=== Provided data ===

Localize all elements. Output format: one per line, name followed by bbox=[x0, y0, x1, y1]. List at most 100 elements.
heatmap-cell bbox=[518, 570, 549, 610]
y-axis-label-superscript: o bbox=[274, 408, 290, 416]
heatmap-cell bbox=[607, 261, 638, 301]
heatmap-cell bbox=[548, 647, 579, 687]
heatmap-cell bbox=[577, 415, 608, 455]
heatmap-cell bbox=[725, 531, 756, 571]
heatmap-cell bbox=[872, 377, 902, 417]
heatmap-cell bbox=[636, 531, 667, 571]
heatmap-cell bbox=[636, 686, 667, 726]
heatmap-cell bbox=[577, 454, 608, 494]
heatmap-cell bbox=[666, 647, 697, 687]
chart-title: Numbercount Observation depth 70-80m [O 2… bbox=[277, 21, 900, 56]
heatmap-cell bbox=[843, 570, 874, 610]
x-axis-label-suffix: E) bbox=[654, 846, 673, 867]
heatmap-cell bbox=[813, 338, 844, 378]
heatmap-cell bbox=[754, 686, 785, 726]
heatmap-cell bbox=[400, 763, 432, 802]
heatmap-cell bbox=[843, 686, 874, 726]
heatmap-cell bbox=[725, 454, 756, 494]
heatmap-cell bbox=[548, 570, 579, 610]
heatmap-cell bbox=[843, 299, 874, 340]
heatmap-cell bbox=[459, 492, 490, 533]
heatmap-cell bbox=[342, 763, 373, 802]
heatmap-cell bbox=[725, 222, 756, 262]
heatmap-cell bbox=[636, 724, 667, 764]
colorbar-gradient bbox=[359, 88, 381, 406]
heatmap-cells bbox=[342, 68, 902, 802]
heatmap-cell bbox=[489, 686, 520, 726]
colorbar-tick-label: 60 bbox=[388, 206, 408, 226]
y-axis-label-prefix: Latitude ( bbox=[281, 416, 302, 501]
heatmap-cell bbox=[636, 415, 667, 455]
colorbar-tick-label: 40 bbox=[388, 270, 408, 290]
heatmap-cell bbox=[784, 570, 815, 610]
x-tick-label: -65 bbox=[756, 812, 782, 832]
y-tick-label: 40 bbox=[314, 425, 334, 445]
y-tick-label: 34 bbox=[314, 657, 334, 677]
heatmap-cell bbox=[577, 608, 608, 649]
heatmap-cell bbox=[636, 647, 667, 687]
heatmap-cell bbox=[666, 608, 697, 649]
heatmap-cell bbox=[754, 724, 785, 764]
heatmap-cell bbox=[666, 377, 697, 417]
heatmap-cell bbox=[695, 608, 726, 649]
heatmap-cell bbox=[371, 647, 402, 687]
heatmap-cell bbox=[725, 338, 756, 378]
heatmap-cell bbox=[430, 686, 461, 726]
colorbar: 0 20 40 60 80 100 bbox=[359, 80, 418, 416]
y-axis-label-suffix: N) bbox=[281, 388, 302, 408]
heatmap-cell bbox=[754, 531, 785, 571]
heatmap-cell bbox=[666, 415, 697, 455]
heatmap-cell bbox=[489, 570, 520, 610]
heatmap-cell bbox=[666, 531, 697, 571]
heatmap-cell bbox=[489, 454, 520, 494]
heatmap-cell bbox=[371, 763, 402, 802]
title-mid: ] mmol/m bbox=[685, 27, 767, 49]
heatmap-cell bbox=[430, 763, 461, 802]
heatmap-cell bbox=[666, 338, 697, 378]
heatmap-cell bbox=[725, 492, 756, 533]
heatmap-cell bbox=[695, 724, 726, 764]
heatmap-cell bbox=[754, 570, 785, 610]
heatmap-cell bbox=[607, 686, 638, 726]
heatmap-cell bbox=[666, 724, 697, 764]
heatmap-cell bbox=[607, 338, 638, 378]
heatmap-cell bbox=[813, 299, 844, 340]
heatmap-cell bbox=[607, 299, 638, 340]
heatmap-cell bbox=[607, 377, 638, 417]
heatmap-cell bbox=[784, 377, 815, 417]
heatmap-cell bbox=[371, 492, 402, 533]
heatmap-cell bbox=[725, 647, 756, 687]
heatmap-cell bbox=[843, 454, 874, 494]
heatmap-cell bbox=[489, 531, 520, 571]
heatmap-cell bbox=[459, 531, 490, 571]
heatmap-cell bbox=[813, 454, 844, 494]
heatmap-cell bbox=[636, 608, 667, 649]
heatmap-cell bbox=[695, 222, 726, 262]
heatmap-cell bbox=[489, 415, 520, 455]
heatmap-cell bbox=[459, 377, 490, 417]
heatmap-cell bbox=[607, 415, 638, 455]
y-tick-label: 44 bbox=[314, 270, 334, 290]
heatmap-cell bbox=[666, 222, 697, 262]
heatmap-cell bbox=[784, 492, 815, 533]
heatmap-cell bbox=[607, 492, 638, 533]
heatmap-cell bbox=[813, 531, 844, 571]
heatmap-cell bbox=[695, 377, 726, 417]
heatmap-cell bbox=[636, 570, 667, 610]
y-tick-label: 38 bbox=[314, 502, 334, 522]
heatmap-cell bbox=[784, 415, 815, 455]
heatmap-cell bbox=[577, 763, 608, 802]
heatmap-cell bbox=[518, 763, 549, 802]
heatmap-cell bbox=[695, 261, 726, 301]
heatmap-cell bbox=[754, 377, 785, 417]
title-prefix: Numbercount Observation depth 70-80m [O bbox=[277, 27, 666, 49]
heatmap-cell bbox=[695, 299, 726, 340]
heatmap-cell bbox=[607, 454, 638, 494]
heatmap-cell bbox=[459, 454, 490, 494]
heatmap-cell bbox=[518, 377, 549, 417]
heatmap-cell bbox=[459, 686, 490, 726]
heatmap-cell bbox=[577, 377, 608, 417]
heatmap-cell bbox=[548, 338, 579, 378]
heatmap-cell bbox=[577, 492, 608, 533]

===

- Given exercise -
Rename every "y-tick-label" in the material above to "y-axis-tick-label", and reproduce the rest of the material without any other change.

- Response for this exercise -
Localize all elements. Output format: one per line, name followed by bbox=[x0, y0, x1, y1]. List at most 100 elements.
heatmap-cell bbox=[518, 570, 549, 610]
y-axis-label-superscript: o bbox=[274, 408, 290, 416]
heatmap-cell bbox=[607, 261, 638, 301]
heatmap-cell bbox=[548, 647, 579, 687]
heatmap-cell bbox=[577, 415, 608, 455]
heatmap-cell bbox=[725, 531, 756, 571]
heatmap-cell bbox=[872, 377, 902, 417]
heatmap-cell bbox=[636, 531, 667, 571]
heatmap-cell bbox=[636, 686, 667, 726]
heatmap-cell bbox=[577, 454, 608, 494]
heatmap-cell bbox=[666, 647, 697, 687]
chart-title: Numbercount Observation depth 70-80m [O 2… bbox=[277, 21, 900, 56]
heatmap-cell bbox=[843, 570, 874, 610]
x-axis-label-suffix: E) bbox=[654, 846, 673, 867]
heatmap-cell bbox=[813, 338, 844, 378]
heatmap-cell bbox=[754, 686, 785, 726]
heatmap-cell bbox=[400, 763, 432, 802]
heatmap-cell bbox=[843, 686, 874, 726]
heatmap-cell bbox=[725, 454, 756, 494]
heatmap-cell bbox=[548, 570, 579, 610]
heatmap-cell bbox=[843, 299, 874, 340]
heatmap-cell bbox=[459, 492, 490, 533]
heatmap-cell bbox=[342, 763, 373, 802]
heatmap-cell bbox=[725, 222, 756, 262]
heatmap-cell bbox=[636, 724, 667, 764]
colorbar-gradient bbox=[359, 88, 381, 406]
heatmap-cells bbox=[342, 68, 902, 802]
heatmap-cell bbox=[489, 686, 520, 726]
colorbar-tick-label: 60 bbox=[388, 206, 408, 226]
y-axis-label-prefix: Latitude ( bbox=[281, 416, 302, 501]
heatmap-cell bbox=[636, 415, 667, 455]
colorbar-tick-label: 40 bbox=[388, 270, 408, 290]
heatmap-cell bbox=[784, 570, 815, 610]
x-tick-label: -65 bbox=[756, 812, 782, 832]
y-axis-tick-label: 40 bbox=[314, 425, 334, 445]
y-axis-tick-label: 34 bbox=[314, 657, 334, 677]
heatmap-cell bbox=[577, 608, 608, 649]
heatmap-cell bbox=[636, 647, 667, 687]
heatmap-cell bbox=[666, 608, 697, 649]
heatmap-cell bbox=[754, 724, 785, 764]
heatmap-cell bbox=[666, 377, 697, 417]
heatmap-cell bbox=[695, 608, 726, 649]
heatmap-cell bbox=[371, 647, 402, 687]
heatmap-cell bbox=[725, 338, 756, 378]
heatmap-cell bbox=[430, 686, 461, 726]
colorbar: 0 20 40 60 80 100 bbox=[359, 80, 418, 416]
y-axis-label-suffix: N) bbox=[281, 388, 302, 408]
heatmap-cell bbox=[754, 531, 785, 571]
heatmap-cell bbox=[666, 415, 697, 455]
heatmap-cell bbox=[489, 570, 520, 610]
heatmap-cell bbox=[666, 531, 697, 571]
heatmap-cell bbox=[489, 454, 520, 494]
heatmap-cell bbox=[371, 763, 402, 802]
title-mid: ] mmol/m bbox=[685, 27, 767, 49]
heatmap-cell bbox=[430, 763, 461, 802]
heatmap-cell bbox=[666, 338, 697, 378]
heatmap-cell bbox=[725, 492, 756, 533]
heatmap-cell bbox=[695, 724, 726, 764]
heatmap-cell bbox=[754, 570, 785, 610]
heatmap-cell bbox=[607, 686, 638, 726]
heatmap-cell bbox=[666, 724, 697, 764]
heatmap-cell bbox=[607, 338, 638, 378]
heatmap-cell bbox=[813, 299, 844, 340]
heatmap-cell bbox=[607, 299, 638, 340]
heatmap-cell bbox=[607, 377, 638, 417]
heatmap-cell bbox=[784, 377, 815, 417]
heatmap-cell bbox=[371, 492, 402, 533]
heatmap-cell bbox=[725, 647, 756, 687]
heatmap-cell bbox=[843, 454, 874, 494]
heatmap-cell bbox=[489, 531, 520, 571]
heatmap-cell bbox=[459, 531, 490, 571]
heatmap-cell bbox=[813, 454, 844, 494]
heatmap-cell bbox=[636, 608, 667, 649]
heatmap-cell bbox=[695, 222, 726, 262]
heatmap-cell bbox=[489, 415, 520, 455]
heatmap-cell bbox=[459, 377, 490, 417]
heatmap-cell bbox=[607, 415, 638, 455]
y-axis-tick-label: 44 bbox=[314, 270, 334, 290]
heatmap-cell bbox=[666, 222, 697, 262]
heatmap-cell bbox=[784, 492, 815, 533]
heatmap-cell bbox=[607, 492, 638, 533]
heatmap-cell bbox=[813, 531, 844, 571]
heatmap-cell bbox=[695, 377, 726, 417]
heatmap-cell bbox=[636, 570, 667, 610]
y-axis-tick-label: 38 bbox=[314, 502, 334, 522]
heatmap-cell bbox=[784, 415, 815, 455]
heatmap-cell bbox=[577, 763, 608, 802]
heatmap-cell bbox=[518, 763, 549, 802]
heatmap-cell bbox=[695, 261, 726, 301]
heatmap-cell bbox=[754, 377, 785, 417]
title-prefix: Numbercount Observation depth 70-80m [O bbox=[277, 27, 666, 49]
heatmap-cell bbox=[695, 299, 726, 340]
heatmap-cell bbox=[607, 454, 638, 494]
heatmap-cell bbox=[459, 454, 490, 494]
heatmap-cell bbox=[518, 377, 549, 417]
heatmap-cell bbox=[459, 686, 490, 726]
heatmap-cell bbox=[577, 377, 608, 417]
heatmap-cell bbox=[548, 338, 579, 378]
heatmap-cell bbox=[577, 492, 608, 533]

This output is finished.